- Tasks to complete
**a.** In the weight-loss blog posts, what goal does the writer set for the next doctor's visit after the first fill?
**b.** Write a continuation of the weight-loss blog posts, picking up after their last line.

*** Opening of Selected excerpt ***

I made it out of the 250s' ! FINALLY! Oh it feels so good. I just wanna go RUN! The first time in my life I have so enjoyed looking forward and forgetting the past.Seeing those scale numbers drop has been awesome. The scale is my friend for the first time EVER! Now if I could just figure out what to do so that I can Run w/o my fat stomach flapping... any suggestions?

EbonyDawn

EbonyDawn

 

First Fill

Today was my first fill.Hopefull this will jump start some weight loss. I only lost one pound since the lat time I was at my Doctors office, I go back in amonth and my goal is to be down at least 5 more. I know that I have been eating way too much. I have to stop eating as soon asI feel full. URGH.. I HAVE TO FOCUS ON MY GOALS!

EbonyDawn

EbonyDawn

 

Almost back to myself

So, I was banded this past Tuesday... My nurses were great. Today is the first day that the GAS has not taken me over. Walking was what I heard over and over to move the gas. Walking did not help me. I walked until the pains were unbearable.It was hard to explain to my husband that it wasnt the incesions that were hurting me but instead it was the gas that felt like a basketball behind them. I have hard time drinking and today is the first time I have been able to drink a bottle of water in less than a day. I have been so thirsty and I know that my problemwas that I was trying to chug when I should have been sipping. I feel like I just did everything wrong. I am happy with my decision and my decision to go through with it. I know its going to help me change my life,

EbonyDawn

EbonyDawn

 

Today is my 'BIG DAY'

OK, so I think now I am excited again. This morning I was a little terrified and had a few tears but I have talked to my family and friends and I was reminded that this is what I have been fighting for. I can't get to the finish line and turn around and go back. I just wanna get it over with now. I am still a little freaked out about the tube down my throat but I know im gonna be ok. YEAH its finally here . Just waiting for my mother inlaw to come pick me up and I have so many butterflies. Wish me luck.

EbonyDawn

EbonyDawn

 

So... tomorrows my big day.....

*** Close of Selected excerpt ***
*** Opening of Data under study ***

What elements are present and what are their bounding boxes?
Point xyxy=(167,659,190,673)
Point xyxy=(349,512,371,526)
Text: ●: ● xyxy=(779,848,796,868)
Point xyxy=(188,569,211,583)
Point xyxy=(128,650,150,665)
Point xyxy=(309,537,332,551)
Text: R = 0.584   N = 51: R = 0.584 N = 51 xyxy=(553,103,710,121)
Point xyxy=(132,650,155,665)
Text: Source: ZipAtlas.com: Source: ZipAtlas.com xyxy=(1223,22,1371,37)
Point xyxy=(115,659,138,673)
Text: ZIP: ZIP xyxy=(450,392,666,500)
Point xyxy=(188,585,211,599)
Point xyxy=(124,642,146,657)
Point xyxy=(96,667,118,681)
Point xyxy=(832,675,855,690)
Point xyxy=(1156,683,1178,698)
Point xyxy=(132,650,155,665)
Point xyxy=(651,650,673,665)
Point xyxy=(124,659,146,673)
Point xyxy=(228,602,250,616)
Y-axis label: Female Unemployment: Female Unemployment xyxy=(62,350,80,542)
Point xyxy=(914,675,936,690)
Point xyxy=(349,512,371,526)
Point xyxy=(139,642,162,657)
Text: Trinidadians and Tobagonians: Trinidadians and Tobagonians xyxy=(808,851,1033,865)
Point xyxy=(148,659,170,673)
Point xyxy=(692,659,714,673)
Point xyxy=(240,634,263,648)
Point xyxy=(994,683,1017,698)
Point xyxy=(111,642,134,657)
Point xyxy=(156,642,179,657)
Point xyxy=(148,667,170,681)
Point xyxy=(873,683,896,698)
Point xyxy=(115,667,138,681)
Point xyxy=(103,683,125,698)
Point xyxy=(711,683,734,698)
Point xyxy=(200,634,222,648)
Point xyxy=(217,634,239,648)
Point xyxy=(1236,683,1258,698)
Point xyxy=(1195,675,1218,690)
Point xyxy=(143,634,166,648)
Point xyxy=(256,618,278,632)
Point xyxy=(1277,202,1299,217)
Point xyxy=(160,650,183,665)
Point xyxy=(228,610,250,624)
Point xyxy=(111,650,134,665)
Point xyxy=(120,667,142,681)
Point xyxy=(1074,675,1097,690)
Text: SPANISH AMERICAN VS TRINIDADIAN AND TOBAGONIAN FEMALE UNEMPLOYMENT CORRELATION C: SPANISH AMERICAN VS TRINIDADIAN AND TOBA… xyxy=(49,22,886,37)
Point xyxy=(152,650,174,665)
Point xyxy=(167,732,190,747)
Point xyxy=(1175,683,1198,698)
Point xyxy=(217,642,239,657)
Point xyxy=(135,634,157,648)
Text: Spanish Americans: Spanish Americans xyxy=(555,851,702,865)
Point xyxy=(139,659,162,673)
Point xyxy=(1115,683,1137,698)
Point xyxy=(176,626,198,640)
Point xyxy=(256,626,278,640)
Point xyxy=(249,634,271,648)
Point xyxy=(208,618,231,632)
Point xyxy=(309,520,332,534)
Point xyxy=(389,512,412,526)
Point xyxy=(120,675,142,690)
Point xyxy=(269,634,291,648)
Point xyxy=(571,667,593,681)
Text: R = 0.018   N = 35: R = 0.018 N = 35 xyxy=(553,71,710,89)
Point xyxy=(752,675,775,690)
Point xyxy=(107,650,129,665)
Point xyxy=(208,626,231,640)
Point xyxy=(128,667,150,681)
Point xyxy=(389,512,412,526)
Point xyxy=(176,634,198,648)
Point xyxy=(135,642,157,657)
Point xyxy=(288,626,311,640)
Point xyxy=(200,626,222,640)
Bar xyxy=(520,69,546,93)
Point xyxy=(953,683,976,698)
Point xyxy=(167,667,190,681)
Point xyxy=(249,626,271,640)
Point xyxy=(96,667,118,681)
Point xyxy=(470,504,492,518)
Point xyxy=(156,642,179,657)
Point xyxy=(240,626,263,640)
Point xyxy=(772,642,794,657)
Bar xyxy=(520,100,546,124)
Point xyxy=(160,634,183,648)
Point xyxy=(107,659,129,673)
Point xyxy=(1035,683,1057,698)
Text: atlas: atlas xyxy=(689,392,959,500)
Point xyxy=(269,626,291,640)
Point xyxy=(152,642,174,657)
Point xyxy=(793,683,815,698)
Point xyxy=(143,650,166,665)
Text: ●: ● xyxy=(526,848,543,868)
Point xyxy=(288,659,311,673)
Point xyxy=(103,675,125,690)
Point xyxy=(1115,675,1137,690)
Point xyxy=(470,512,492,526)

*** Close of Data under study ***

- Outputs for the tasks
**a.** To be down at least 5 more pounds.

**b.**
I was really excited up until today. I don't know what happend I feel like I have been waiting on this surgery eve forever and now its hear and I am feeling a little ... I dont know... uncertin. I went to the surgeons office today and he was not very friendly... It made me think I didn't wanna do it, but I think I just got scared and was lookin' for a reason to not go through with it. Now I think my excitment is over and I am more aggravated than anything. My parents are coming to Florida on Friday and I haven't gotten everything I wanna get done done and I am affraid I am going to be out of commission and not able to get my spare room done before they get here.( actin' like I just found out im having surgery tomorrow) Hopefully Ill feel better tomorrow.

EbonyDawn

EbonyDawn

 

Ok...So.... I failed.....:-(

I have failed at day 5 of my liqid diet. I am so sad that I I didnt make it further but I am kinda proud that I made it through days 1 2 3 and 4. I just started feeling lie I was gonna kill a family member. I was so on edge and snapping at my husband and 4 yo daughter. I knew it was becasue I wanted to CHEW.I dont feel like I amdea horrible choice I had a sandwich and I will get my focus back. My poor husband didnt know what to do when I was in tears becasue I wanted it so bad. He said "no", and I feel horrible for making him feel horrible with my watery eyes, but the choice wasnot his it wasmine and I feel worse than anyone.

EbonyDawn

EbonyDawn

 

May10th The "Liquid Diet"

My last diet ended just like every other diet and I gained that weight back. Since then I have been preparing for the lap band and today is Tuesday May 10th day 1 of the liquid diet. Surprisingly I am NOT HUNGRY. I realize for the first time how many times in a day I would have eaten just because I was bored. I am pretty proud of myself , even cooked dinner for my husband and daughter w/o a bite. I am thankful for all the viedeo blogs I watched I watched on youtube, I got a lot of good tips right down to the popcicles I should buy. Day one down 13 to go.